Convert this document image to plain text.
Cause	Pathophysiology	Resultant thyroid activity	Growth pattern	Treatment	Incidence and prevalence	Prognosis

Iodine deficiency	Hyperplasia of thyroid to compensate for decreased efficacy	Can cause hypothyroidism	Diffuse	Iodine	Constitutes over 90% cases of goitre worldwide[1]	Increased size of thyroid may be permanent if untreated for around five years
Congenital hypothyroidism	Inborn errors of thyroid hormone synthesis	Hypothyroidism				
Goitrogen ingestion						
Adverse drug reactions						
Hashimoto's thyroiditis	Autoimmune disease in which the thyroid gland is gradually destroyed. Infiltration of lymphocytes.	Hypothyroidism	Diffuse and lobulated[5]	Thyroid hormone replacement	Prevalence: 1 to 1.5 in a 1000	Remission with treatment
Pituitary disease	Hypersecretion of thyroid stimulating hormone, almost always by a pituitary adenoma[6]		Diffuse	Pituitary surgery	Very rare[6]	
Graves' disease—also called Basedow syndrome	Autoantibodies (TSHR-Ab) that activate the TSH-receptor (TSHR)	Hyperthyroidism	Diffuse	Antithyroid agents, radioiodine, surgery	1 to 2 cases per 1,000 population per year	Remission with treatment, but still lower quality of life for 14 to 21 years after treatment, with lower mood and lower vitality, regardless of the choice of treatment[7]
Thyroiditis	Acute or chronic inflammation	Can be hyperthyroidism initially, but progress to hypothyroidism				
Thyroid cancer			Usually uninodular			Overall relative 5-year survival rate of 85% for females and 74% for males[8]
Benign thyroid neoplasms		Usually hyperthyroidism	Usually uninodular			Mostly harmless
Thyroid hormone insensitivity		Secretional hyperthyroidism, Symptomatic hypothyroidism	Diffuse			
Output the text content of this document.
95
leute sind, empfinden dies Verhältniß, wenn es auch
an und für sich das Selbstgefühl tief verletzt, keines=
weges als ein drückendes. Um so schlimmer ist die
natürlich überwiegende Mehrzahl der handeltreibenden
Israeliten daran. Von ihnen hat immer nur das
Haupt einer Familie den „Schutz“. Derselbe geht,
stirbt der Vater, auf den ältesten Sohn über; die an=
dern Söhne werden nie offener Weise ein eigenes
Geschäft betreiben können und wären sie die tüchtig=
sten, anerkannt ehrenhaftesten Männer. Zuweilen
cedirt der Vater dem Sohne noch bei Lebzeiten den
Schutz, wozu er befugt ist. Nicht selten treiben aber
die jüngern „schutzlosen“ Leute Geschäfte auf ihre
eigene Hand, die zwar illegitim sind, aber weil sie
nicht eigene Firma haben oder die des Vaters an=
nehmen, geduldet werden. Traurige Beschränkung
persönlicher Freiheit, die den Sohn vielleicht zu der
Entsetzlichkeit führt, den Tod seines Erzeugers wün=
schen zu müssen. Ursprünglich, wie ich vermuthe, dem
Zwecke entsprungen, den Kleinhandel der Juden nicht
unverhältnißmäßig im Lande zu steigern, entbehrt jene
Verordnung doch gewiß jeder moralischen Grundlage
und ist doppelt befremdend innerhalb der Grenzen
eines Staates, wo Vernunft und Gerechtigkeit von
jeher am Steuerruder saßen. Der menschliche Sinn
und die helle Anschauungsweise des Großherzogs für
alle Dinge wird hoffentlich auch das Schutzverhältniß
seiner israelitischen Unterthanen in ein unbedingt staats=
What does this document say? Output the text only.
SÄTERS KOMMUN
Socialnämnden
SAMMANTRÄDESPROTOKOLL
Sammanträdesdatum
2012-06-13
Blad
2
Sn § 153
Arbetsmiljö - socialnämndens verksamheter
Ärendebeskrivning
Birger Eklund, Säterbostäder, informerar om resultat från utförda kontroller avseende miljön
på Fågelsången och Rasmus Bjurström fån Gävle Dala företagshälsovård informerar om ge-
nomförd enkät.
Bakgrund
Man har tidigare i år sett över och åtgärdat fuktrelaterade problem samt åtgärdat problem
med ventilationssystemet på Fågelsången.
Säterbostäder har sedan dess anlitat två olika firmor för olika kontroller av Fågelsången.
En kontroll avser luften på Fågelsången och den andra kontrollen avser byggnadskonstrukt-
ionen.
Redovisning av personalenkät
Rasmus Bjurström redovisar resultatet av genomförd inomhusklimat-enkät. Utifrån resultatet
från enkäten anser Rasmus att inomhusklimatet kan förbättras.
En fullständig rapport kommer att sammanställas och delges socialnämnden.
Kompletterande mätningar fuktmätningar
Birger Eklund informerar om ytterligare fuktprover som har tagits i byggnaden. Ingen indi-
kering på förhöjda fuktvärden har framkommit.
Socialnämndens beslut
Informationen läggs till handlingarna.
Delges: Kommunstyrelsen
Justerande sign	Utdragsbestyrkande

### EXERCISE AIM
Reproduce each line of the material containing the word "Usually".

### RESPONSE TO THE EXERCISE
Thyroid cancer			Usually uninodular			Overall relative 5-year survival rate of 85% for females and 74% for males[8]
Benign thyroid neoplasms		Usually hyperthyroidism	Usually uninodular			Mostly harmless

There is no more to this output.